◆ DIRECTIONS FOR THIS TASK ◆
Retype every entry exactly, character for character.
"""
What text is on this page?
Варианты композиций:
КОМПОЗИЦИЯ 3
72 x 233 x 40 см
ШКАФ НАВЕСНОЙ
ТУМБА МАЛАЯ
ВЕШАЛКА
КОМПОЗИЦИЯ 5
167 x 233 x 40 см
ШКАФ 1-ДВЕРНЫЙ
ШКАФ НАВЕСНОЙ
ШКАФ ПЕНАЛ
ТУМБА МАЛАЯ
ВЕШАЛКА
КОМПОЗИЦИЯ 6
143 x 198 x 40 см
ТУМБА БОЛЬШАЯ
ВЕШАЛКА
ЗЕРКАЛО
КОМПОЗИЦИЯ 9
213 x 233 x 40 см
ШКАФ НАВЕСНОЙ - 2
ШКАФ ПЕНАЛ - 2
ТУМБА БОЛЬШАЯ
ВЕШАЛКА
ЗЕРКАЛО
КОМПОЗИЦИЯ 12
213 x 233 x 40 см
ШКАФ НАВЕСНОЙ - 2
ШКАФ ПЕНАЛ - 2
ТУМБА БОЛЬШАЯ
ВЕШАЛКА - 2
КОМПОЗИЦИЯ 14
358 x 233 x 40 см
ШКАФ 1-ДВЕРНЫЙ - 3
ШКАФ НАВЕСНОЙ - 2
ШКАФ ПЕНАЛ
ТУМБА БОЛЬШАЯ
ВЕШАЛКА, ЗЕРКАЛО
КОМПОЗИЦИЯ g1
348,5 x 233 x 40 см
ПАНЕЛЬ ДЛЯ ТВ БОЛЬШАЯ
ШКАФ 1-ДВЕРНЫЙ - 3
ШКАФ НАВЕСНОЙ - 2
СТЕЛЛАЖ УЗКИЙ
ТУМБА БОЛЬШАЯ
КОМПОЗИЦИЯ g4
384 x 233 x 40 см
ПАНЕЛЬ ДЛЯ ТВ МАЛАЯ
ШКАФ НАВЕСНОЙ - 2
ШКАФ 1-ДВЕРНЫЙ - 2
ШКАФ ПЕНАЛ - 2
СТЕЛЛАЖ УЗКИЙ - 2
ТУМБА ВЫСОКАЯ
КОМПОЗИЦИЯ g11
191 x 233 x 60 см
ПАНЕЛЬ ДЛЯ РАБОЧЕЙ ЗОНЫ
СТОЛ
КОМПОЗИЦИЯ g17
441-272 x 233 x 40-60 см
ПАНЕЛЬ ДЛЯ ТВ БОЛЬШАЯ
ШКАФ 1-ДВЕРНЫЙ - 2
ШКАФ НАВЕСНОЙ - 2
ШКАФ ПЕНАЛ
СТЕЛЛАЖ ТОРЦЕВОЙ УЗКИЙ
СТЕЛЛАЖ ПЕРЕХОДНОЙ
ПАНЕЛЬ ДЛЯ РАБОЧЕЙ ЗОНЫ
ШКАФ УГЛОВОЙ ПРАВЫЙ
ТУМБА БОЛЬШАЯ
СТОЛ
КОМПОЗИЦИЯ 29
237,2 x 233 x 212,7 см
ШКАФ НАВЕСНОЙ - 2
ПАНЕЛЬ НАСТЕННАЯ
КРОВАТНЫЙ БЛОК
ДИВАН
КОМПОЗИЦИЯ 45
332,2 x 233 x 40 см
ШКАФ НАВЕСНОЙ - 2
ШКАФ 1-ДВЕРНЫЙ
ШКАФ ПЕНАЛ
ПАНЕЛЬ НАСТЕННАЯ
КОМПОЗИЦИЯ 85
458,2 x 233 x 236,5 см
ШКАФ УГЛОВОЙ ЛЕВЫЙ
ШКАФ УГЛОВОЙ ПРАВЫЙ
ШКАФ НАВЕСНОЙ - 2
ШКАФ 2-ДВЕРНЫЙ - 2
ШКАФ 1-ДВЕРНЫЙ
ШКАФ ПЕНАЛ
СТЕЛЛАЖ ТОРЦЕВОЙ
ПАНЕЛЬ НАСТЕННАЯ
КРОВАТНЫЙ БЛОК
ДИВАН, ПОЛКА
"""
◆ FULL SOLUTION ◆
What text is on this page?
Варианты композиций:
КОМПОЗИЦИЯ 3
72 x 233 x 40 см
ШКАФ НАВЕСНОЙ
ТУМБА МАЛАЯ
ВЕШАЛКА
КОМПОЗИЦИЯ 5
167 x 233 x 40 см
ШКАФ 1-ДВЕРНЫЙ
ШКАФ НАВЕСНОЙ
ШКАФ ПЕНАЛ
ТУМБА МАЛАЯ
ВЕШАЛКА
КОМПОЗИЦИЯ 6
143 x 198 x 40 см
ТУМБА БОЛЬШАЯ
ВЕШАЛКА
ЗЕРКАЛО
КОМПОЗИЦИЯ 9
213 x 233 x 40 см
ШКАФ НАВЕСНОЙ - 2
ШКАФ ПЕНАЛ - 2
ТУМБА БОЛЬШАЯ
ВЕШАЛКА
ЗЕРКАЛО
КОМПОЗИЦИЯ 12
213 x 233 x 40 см
ШКАФ НАВЕСНОЙ - 2
ШКАФ ПЕНАЛ - 2
ТУМБА БОЛЬШАЯ
ВЕШАЛКА - 2
КОМПОЗИЦИЯ 14
358 x 233 x 40 см
ШКАФ 1-ДВЕРНЫЙ - 3
ШКАФ НАВЕСНОЙ - 2
ШКАФ ПЕНАЛ
ТУМБА БОЛЬШАЯ
ВЕШАЛКА, ЗЕРКАЛО
КОМПОЗИЦИЯ g1
348,5 x 233 x 40 см
ПАНЕЛЬ ДЛЯ ТВ БОЛЬШАЯ
ШКАФ 1-ДВЕРНЫЙ - 3
ШКАФ НАВЕСНОЙ - 2
СТЕЛЛАЖ УЗКИЙ
ТУМБА БОЛЬШАЯ
КОМПОЗИЦИЯ g4
384 x 233 x 40 см
ПАНЕЛЬ ДЛЯ ТВ МАЛАЯ
ШКАФ НАВЕСНОЙ - 2
ШКАФ 1-ДВЕРНЫЙ - 2
ШКАФ ПЕНАЛ - 2
СТЕЛЛАЖ УЗКИЙ - 2
ТУМБА ВЫСОКАЯ
КОМПОЗИЦИЯ g11
191 x 233 x 60 см
ПАНЕЛЬ ДЛЯ РАБОЧЕЙ ЗОНЫ
СТОЛ
КОМПОЗИЦИЯ g17
441-272 x 233 x 40-60 см
ПАНЕЛЬ ДЛЯ ТВ БОЛЬШАЯ
ШКАФ 1-ДВЕРНЫЙ - 2
ШКАФ НАВЕСНОЙ - 2
ШКАФ ПЕНАЛ
СТЕЛЛАЖ ТОРЦЕВОЙ УЗКИЙ
СТЕЛЛАЖ ПЕРЕХОДНОЙ
ПАНЕЛЬ ДЛЯ РАБОЧЕЙ ЗОНЫ
ШКАФ УГЛОВОЙ ПРАВЫЙ
ТУМБА БОЛЬШАЯ
СТОЛ
КОМПОЗИЦИЯ 29
237,2 x 233 x 212,7 см
ШКАФ НАВЕСНОЙ - 2
ПАНЕЛЬ НАСТЕННАЯ
КРОВАТНЫЙ БЛОК
ДИВАН
КОМПОЗИЦИЯ 45
332,2 x 233 x 40 см
ШКАФ НАВЕСНОЙ - 2
ШКАФ 1-ДВЕРНЫЙ
ШКАФ ПЕНАЛ
ПАНЕЛЬ НАСТЕННАЯ
КОМПОЗИЦИЯ 85
458,2 x 233 x 236,5 см
ШКАФ УГЛОВОЙ ЛЕВЫЙ
ШКАФ УГЛОВОЙ ПРАВЫЙ
ШКАФ НАВЕСНОЙ - 2
ШКАФ 2-ДВЕРНЫЙ - 2
ШКАФ 1-ДВЕРНЫЙ
ШКАФ ПЕНАЛ
СТЕЛЛАЖ ТОРЦЕВОЙ
ПАНЕЛЬ НАСТЕННАЯ
КРОВАТНЫЙ БЛОК
ДИВАН, ПОЛКА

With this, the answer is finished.